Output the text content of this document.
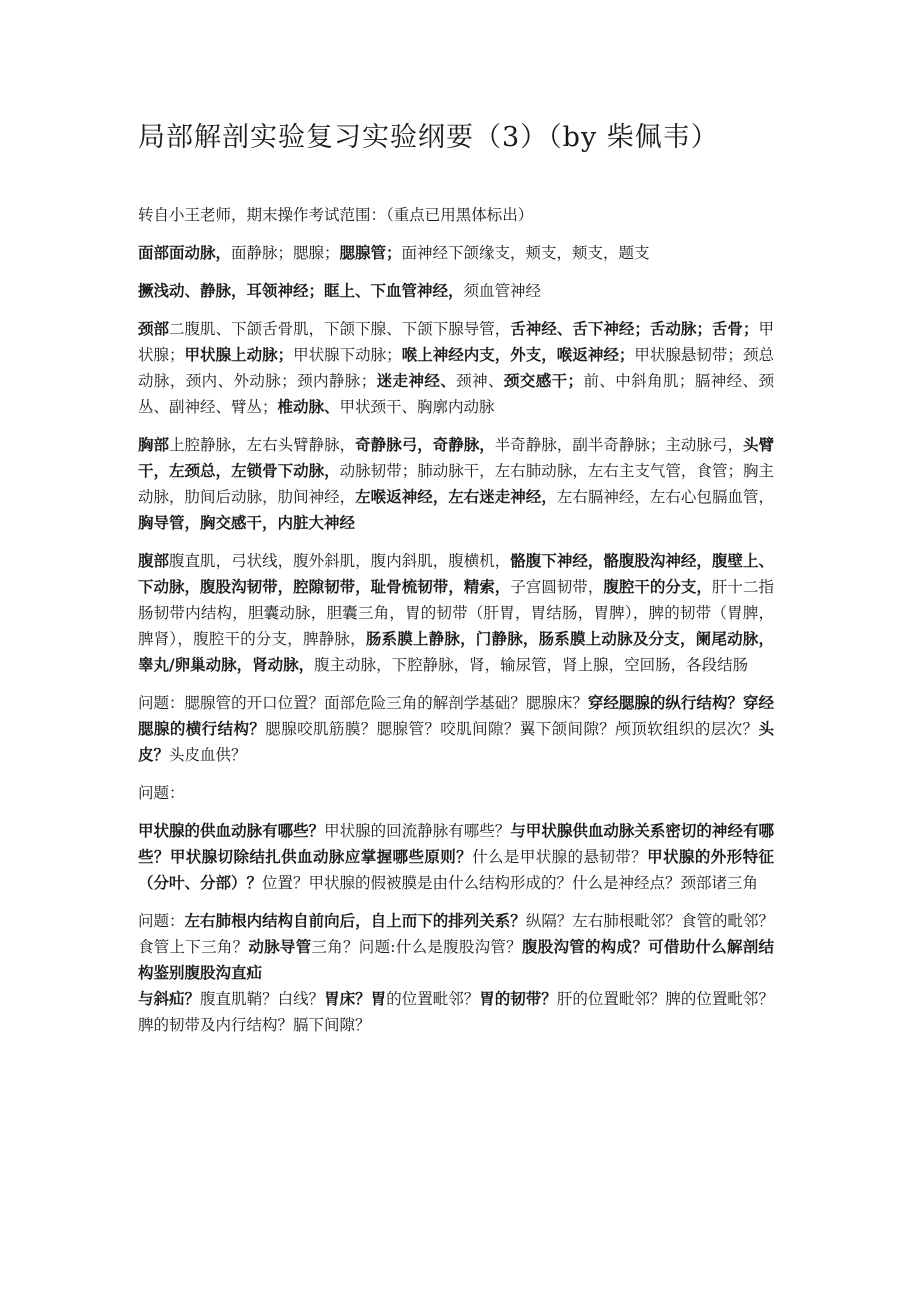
局部解剖实验复习实验纲要（3）（by 柴佩韦）

转自小王老师，期末操作考试范围：（重点已用黑体标出）

面部面动脉，面静脉；腮腺；腮腺管；面神经下颌缘支，颊支，颊支，题支

撅浅动、静脉，耳领神经；眶上、下血管神经，须血管神经

颈部二腹肌、下颌舌骨肌，下颌下腺、下颌下腺导管，舌神经、舌下神经；舌动脉；舌骨；甲状腺；甲状腺上动脉；甲状腺下动脉；喉上神经内支，外支，喉返神经；甲状腺悬韧带；颈总动脉，颈内、外动脉；颈内静脉；迷走神经、颈神、颈交感干；前、中斜角肌；膈神经、颈丛、副神经、臂丛；椎动脉、甲状颈干、胸廓内动脉

胸部上腔静脉，左右头臂静脉，奇静脉弓，奇静脉，半奇静脉，副半奇静脉；主动脉弓，头臂干，左颈总，左锁骨下动脉，动脉韧带；肺动脉干，左右肺动脉，左右主支气管，食管；胸主动脉，肋间后动脉，肋间神经，左喉返神经，左右迷走神经，左右膈神经，左右心包膈血管，胸导管，胸交感干，内脏大神经

腹部腹直肌，弓状线，腹外斜肌，腹内斜肌，腹横机，骼腹下神经，骼腹股沟神经，腹壁上、下动脉，腹股沟韧带，腔隙韧带，耻骨梳韧带，精索，子宫圆韧带，腹腔干的分支，肝十二指肠韧带内结构，胆囊动脉，胆囊三角，胃的韧带（肝胃，胃结肠，胃脾），脾的韧带（胃脾，脾肾），腹腔干的分支，脾静脉，肠系膜上静脉，门静脉，肠系膜上动脉及分支，阑尾动脉，睾丸/卵巢动脉，肾动脉，腹主动脉，下腔静脉，肾，输尿管，肾上腺，空回肠，各段结肠

问题：腮腺管的开口位置？面部危险三角的解剖学基础？腮腺床？穿经腮腺的纵行结构？穿经腮腺的横行结构？腮腺咬肌筋膜？腮腺管？咬肌间隙？翼下颌间隙？颅顶软组织的层次？头皮？头皮血供？

问题：

甲状腺的供血动脉有哪些？甲状腺的回流静脉有哪些？与甲状腺供血动脉关系密切的神经有哪些？甲状腺切除结扎供血动脉应掌握哪些原则？什么是甲状腺的悬韧带？甲状腺的外形特征（分叶、分部）？位置？甲状腺的假被膜是由什么结构形成的？什么是神经点？颈部诸三角

问题：左右肺根内结构自前向后，自上而下的排列关系？纵隔？左右肺根毗邻？食管的毗邻？食管上下三角？动脉导管三角？问题:什么是腹股沟管？腹股沟管的构成？可借助什么解剖结构鉴别腹股沟直疝

与斜疝？腹直肌鞘？白线？胃床？胃的位置毗邻？胃的韧带？肝的位置毗邻？脾的位置毗邻？脾的韧带及内行结构？膈下间隙？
..............................
=== Problem to solve ===
Write the records above out again exactly, with no pictures in your copy.

=== Solution to this exercise ===
Output the text content of this document.
局部解剖实验复习实验纲要（3）（by 柴佩韦）

转自小王老师，期末操作考试范围：（重点已用黑体标出）

面部面动脉，面静脉；腮腺；腮腺管；面神经下颌缘支，颊支，颊支，题支

撅浅动、静脉，耳领神经；眶上、下血管神经，须血管神经

颈部二腹肌、下颌舌骨肌，下颌下腺、下颌下腺导管，舌神经、舌下神经；舌动脉；舌骨；甲状腺；甲状腺上动脉；甲状腺下动脉；喉上神经内支，外支，喉返神经；甲状腺悬韧带；颈总动脉，颈内、外动脉；颈内静脉；迷走神经、颈神、颈交感干；前、中斜角肌；膈神经、颈丛、副神经、臂丛；椎动脉、甲状颈干、胸廓内动脉

胸部上腔静脉，左右头臂静脉，奇静脉弓，奇静脉，半奇静脉，副半奇静脉；主动脉弓，头臂干，左颈总，左锁骨下动脉，动脉韧带；肺动脉干，左右肺动脉，左右主支气管，食管；胸主动脉，肋间后动脉，肋间神经，左喉返神经，左右迷走神经，左右膈神经，左右心包膈血管，胸导管，胸交感干，内脏大神经

腹部腹直肌，弓状线，腹外斜肌，腹内斜肌，腹横机，骼腹下神经，骼腹股沟神经，腹壁上、下动脉，腹股沟韧带，腔隙韧带，耻骨梳韧带，精索，子宫圆韧带，腹腔干的分支，肝十二指肠韧带内结构，胆囊动脉，胆囊三角，胃的韧带（肝胃，胃结肠，胃脾），脾的韧带（胃脾，脾肾），腹腔干的分支，脾静脉，肠系膜上静脉，门静脉，肠系膜上动脉及分支，阑尾动脉，睾丸/卵巢动脉，肾动脉，腹主动脉，下腔静脉，肾，输尿管，肾上腺，空回肠，各段结肠

问题：腮腺管的开口位置？面部危险三角的解剖学基础？腮腺床？穿经腮腺的纵行结构？穿经腮腺的横行结构？腮腺咬肌筋膜？腮腺管？咬肌间隙？翼下颌间隙？颅顶软组织的层次？头皮？头皮血供？

问题：

甲状腺的供血动脉有哪些？甲状腺的回流静脉有哪些？与甲状腺供血动脉关系密切的神经有哪些？甲状腺切除结扎供血动脉应掌握哪些原则？什么是甲状腺的悬韧带？甲状腺的外形特征（分叶、分部）？位置？甲状腺的假被膜是由什么结构形成的？什么是神经点？颈部诸三角

问题：左右肺根内结构自前向后，自上而下的排列关系？纵隔？左右肺根毗邻？食管的毗邻？食管上下三角？动脉导管三角？问题:什么是腹股沟管？腹股沟管的构成？可借助什么解剖结构鉴别腹股沟直疝

与斜疝？腹直肌鞘？白线？胃床？胃的位置毗邻？胃的韧带？肝的位置毗邻？脾的位置毗邻？脾的韧带及内行结构？膈下间隙？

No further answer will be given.